Copy exactly the run of lines that begins at the line with "What text is on this page?" and ends at the final line of the entries.

+-------+

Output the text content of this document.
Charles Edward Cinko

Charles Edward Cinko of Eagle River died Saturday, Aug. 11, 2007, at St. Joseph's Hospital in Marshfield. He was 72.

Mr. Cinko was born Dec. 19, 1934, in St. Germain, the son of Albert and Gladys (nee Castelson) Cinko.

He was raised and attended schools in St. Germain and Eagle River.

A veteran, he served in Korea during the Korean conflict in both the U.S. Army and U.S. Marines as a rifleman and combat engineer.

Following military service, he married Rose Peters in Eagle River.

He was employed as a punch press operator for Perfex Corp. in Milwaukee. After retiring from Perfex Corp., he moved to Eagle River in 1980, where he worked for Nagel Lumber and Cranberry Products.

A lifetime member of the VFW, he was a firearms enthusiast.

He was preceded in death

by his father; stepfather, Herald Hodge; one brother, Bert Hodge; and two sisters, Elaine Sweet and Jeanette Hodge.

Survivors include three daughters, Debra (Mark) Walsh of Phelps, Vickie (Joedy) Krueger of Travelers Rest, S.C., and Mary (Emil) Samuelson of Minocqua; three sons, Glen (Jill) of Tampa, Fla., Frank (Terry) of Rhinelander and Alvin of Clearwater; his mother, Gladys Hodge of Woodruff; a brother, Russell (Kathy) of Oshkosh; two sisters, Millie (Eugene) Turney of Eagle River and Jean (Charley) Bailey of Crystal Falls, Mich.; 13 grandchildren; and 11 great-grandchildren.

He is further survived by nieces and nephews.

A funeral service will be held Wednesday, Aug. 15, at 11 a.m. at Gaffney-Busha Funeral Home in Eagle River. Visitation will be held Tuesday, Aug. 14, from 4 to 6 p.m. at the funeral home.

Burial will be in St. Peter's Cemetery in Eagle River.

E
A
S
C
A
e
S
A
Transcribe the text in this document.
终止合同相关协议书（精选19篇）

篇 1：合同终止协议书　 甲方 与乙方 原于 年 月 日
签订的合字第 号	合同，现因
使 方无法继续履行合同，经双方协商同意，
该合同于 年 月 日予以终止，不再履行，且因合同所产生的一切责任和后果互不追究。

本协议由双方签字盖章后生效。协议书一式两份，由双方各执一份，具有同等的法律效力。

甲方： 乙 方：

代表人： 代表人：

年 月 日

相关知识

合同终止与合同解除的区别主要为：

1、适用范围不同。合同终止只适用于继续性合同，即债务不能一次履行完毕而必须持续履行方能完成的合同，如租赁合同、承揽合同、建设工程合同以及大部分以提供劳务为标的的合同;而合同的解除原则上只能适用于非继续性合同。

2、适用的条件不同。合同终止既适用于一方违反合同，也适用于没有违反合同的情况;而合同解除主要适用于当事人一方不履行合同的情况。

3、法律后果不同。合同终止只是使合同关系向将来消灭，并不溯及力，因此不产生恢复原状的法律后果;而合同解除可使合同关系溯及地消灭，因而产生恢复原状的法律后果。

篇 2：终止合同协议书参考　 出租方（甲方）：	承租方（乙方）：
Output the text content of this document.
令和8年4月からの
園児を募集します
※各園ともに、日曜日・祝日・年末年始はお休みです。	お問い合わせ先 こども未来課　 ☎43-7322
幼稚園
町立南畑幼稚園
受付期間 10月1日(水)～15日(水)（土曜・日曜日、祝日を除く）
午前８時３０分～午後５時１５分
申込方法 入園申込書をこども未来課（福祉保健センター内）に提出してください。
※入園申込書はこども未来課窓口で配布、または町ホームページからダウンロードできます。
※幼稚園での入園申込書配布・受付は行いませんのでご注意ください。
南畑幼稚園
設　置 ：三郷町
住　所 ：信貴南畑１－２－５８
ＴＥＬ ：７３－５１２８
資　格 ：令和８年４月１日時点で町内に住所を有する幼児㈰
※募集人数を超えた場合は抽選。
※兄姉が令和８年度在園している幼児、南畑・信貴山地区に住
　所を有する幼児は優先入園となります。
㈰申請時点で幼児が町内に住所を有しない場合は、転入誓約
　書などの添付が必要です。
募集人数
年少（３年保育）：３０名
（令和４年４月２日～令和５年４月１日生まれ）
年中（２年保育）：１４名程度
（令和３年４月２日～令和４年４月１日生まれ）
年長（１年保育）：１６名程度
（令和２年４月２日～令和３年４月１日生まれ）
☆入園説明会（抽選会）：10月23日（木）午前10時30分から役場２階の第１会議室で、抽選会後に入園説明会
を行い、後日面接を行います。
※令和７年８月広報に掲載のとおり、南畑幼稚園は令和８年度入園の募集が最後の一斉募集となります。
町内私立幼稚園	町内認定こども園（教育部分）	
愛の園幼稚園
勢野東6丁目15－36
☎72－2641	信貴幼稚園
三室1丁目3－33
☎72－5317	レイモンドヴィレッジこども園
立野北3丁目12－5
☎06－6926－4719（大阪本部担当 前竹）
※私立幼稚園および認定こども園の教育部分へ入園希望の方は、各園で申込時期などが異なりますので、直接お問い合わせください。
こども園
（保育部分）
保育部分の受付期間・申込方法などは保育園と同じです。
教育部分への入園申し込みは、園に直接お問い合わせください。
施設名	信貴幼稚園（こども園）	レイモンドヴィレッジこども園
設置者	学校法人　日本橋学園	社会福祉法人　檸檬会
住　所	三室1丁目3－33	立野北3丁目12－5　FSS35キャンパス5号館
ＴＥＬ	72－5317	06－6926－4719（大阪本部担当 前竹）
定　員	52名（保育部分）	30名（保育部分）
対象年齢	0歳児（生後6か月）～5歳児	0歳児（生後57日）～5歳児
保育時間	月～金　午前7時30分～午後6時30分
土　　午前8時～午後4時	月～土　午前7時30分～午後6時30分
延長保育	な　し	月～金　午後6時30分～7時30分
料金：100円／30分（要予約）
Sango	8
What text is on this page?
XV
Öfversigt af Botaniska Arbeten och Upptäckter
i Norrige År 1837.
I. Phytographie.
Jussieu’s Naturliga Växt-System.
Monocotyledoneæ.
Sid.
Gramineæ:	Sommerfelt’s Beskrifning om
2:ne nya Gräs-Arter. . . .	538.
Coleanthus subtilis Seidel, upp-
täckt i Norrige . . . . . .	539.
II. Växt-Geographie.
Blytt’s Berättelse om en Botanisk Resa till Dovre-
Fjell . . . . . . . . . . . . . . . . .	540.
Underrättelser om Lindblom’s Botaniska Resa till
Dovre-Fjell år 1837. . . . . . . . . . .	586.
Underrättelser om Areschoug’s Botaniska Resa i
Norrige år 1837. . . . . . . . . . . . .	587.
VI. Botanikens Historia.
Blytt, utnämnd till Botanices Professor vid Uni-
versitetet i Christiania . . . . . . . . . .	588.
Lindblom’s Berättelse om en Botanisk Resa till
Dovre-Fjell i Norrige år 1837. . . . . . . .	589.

+-------+

*Task result*.
What text is on this page?
XV
Öfversigt af Botaniska Arbeten och Upptäckter
i Norrige År 1837.
I. Phytographie.
Jussieu’s Naturliga Växt-System.
Monocotyledoneæ.
Sid.
Gramineæ:	Sommerfelt’s Beskrifning om
2:ne nya Gräs-Arter. . . .	538.
Coleanthus subtilis Seidel, upp-
täckt i Norrige . . . . . .	539.
II. Växt-Geographie.
Blytt’s Berättelse om en Botanisk Resa till Dovre-
Fjell . . . . . . . . . . . . . . . . .	540.
Underrättelser om Lindblom’s Botaniska Resa till
Dovre-Fjell år 1837. . . . . . . . . . .	586.
Underrättelser om Areschoug’s Botaniska Resa i
Norrige år 1837. . . . . . . . . . . . .	587.
VI. Botanikens Historia.
Blytt, utnämnd till Botanices Professor vid Uni-
versitetet i Christiania . . . . . . . . . .	588.
Lindblom’s Berättelse om en Botanisk Resa till
Dovre-Fjell i Norrige år 1837. . . . . . . .	589.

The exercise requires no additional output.